=== What is being asked ===
Write out the full set of records below exactly.
--- Start ---
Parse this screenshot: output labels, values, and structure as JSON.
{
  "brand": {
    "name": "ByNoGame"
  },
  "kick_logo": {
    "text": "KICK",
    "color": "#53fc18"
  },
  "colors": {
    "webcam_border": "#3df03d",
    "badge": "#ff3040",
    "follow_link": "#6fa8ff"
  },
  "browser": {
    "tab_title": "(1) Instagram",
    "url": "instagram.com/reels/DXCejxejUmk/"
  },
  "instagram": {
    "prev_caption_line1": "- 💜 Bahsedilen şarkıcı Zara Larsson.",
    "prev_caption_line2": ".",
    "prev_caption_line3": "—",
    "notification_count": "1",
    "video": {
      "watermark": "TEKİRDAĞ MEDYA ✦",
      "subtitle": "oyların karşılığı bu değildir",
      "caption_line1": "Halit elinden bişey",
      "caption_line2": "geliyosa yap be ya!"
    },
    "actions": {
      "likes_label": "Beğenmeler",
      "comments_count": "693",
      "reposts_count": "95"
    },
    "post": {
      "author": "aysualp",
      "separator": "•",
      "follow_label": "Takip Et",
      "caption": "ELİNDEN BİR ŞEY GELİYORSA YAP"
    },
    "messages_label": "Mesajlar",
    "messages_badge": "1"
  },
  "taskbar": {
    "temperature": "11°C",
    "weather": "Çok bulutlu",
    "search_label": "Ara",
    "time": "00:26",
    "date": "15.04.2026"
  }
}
--- End ---
=== Result of the exercise ===
Parse this screenshot: output labels, values, and structure as JSON.
{
  "brand": {
    "name": "ByNoGame"
  },
  "kick_logo": {
    "text": "KICK",
    "color": "#53fc18"
  },
  "colors": {
    "webcam_border": "#3df03d",
    "badge": "#ff3040",
    "follow_link": "#6fa8ff"
  },
  "browser": {
    "tab_title": "(1) Instagram",
    "url": "instagram.com/reels/DXCejxejUmk/"
  },
  "instagram": {
    "prev_caption_line1": "- 💜 Bahsedilen şarkıcı Zara Larsson.",
    "prev_caption_line2": ".",
    "prev_caption_line3": "—",
    "notification_count": "1",
    "video": {
      "watermark": "TEKİRDAĞ MEDYA ✦",
      "subtitle": "oyların karşılığı bu değildir",
      "caption_line1": "Halit elinden bişey",
      "caption_line2": "geliyosa yap be ya!"
    },
    "actions": {
      "likes_label": "Beğenmeler",
      "comments_count": "693",
      "reposts_count": "95"
    },
    "post": {
      "author": "aysualp",
      "separator": "•",
      "follow_label": "Takip Et",
      "caption": "ELİNDEN BİR ŞEY GELİYORSA YAP"
    },
    "messages_label": "Mesajlar",
    "messages_badge": "1"
  },
  "taskbar": {
    "temperature": "11°C",
    "weather": "Çok bulutlu",
    "search_label": "Ara",
    "time": "00:26",
    "date": "15.04.2026"
  }
}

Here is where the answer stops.